• [EXERCISE BRIEF]: Output the entries below exactly as written, omitting pictures.

• [RECORDS PROVIDED]:

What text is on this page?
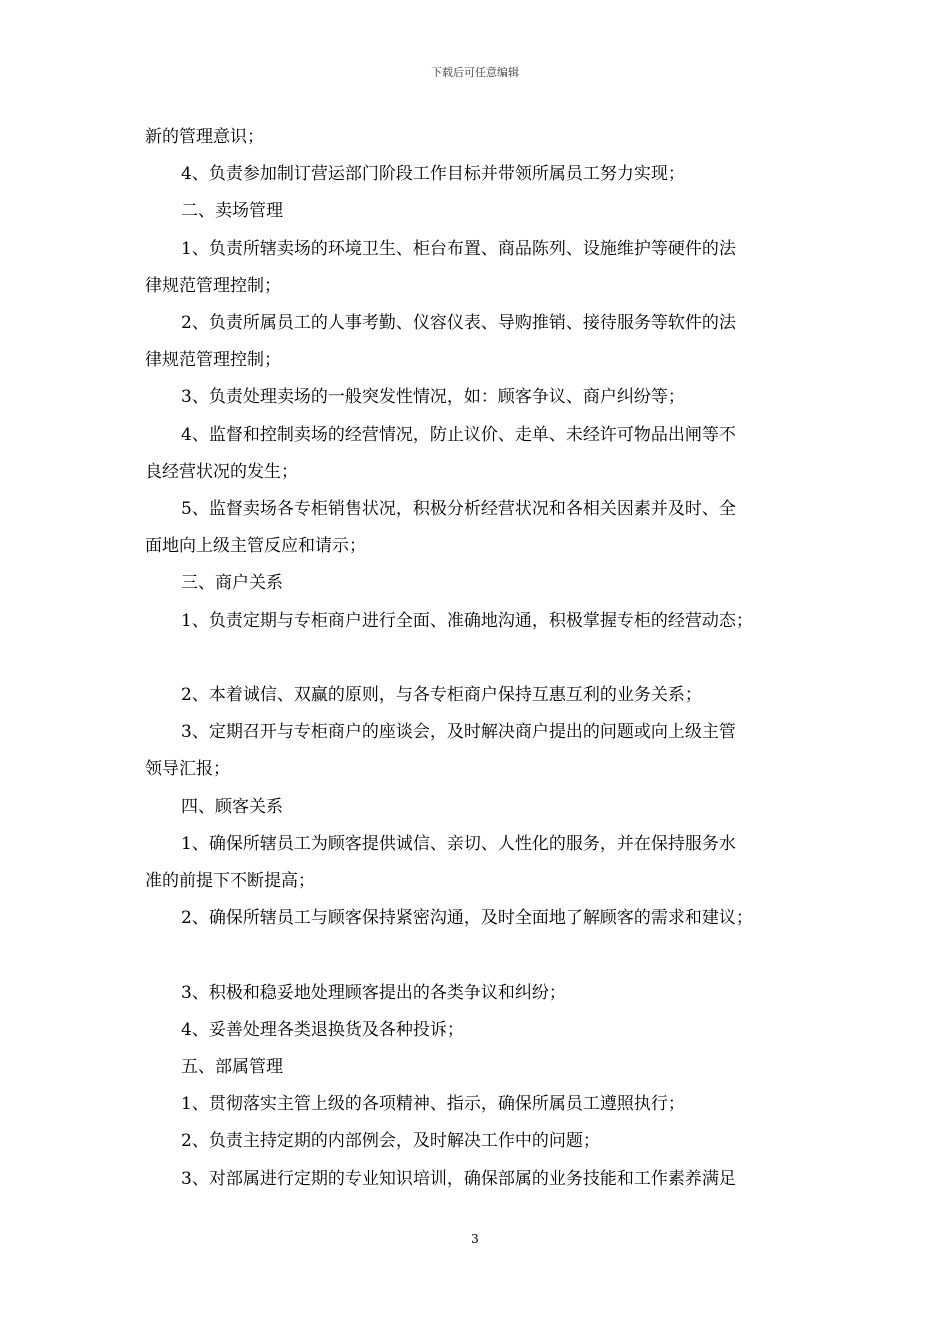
下载后可任意编辑

新的管理意识；

4、负责参加制订营运部门阶段工作目标并带领所属员工努力实现；

二、卖场管理

1、负责所辖卖场的环境卫生、柜台布置、商品陈列、设施维护等硬件的法

律规范管理控制；

2、负责所属员工的人事考勤、仪容仪表、导购推销、接待服务等软件的法

律规范管理控制；

3、负责处理卖场的一般突发性情况，如：顾客争议、商户纠纷等；

4、监督和控制卖场的经营情况，防止议价、走单、未经许可物品出闸等不

良经营状况的发生；

5、监督卖场各专柜销售状况，积极分析经营状况和各相关因素并及时、全

面地向上级主管反应和请示；

三、商户关系

1、负责定期与专柜商户进行全面、准确地沟通，积极掌握专柜的经营动态；

2、本着诚信、双赢的原则，与各专柜商户保持互惠互利的业务关系；

3、定期召开与专柜商户的座谈会，及时解决商户提出的问题或向上级主管

领导汇报；

四、顾客关系

1、确保所辖员工为顾客提供诚信、亲切、人性化的服务，并在保持服务水

准的前提下不断提高；

2、确保所辖员工与顾客保持紧密沟通，及时全面地了解顾客的需求和建议；

3、积极和稳妥地处理顾客提出的各类争议和纠纷；

4、妥善处理各类退换货及各种投诉；

五、部属管理

1、贯彻落实主管上级的各项精神、指示，确保所属员工遵照执行；

2、负责主持定期的内部例会，及时解决工作中的问题；

3、对部属进行定期的专业知识培训，确保部属的业务技能和工作素养满足

3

• [SOLUTION FOR THIS EXERCISE]:
What text is on this page?
下载后可任意编辑

新的管理意识；

4、负责参加制订营运部门阶段工作目标并带领所属员工努力实现；

二、卖场管理

1、负责所辖卖场的环境卫生、柜台布置、商品陈列、设施维护等硬件的法

律规范管理控制；

2、负责所属员工的人事考勤、仪容仪表、导购推销、接待服务等软件的法

律规范管理控制；

3、负责处理卖场的一般突发性情况，如：顾客争议、商户纠纷等；

4、监督和控制卖场的经营情况，防止议价、走单、未经许可物品出闸等不

良经营状况的发生；

5、监督卖场各专柜销售状况，积极分析经营状况和各相关因素并及时、全

面地向上级主管反应和请示；

三、商户关系

1、负责定期与专柜商户进行全面、准确地沟通，积极掌握专柜的经营动态；

2、本着诚信、双赢的原则，与各专柜商户保持互惠互利的业务关系；

3、定期召开与专柜商户的座谈会，及时解决商户提出的问题或向上级主管

领导汇报；

四、顾客关系

1、确保所辖员工为顾客提供诚信、亲切、人性化的服务，并在保持服务水

准的前提下不断提高；

2、确保所辖员工与顾客保持紧密沟通，及时全面地了解顾客的需求和建议；

3、积极和稳妥地处理顾客提出的各类争议和纠纷；

4、妥善处理各类退换货及各种投诉；

五、部属管理

1、贯彻落实主管上级的各项精神、指示，确保所属员工遵照执行；

2、负责主持定期的内部例会，及时解决工作中的问题；

3、对部属进行定期的专业知识培训，确保部属的业务技能和工作素养满足

3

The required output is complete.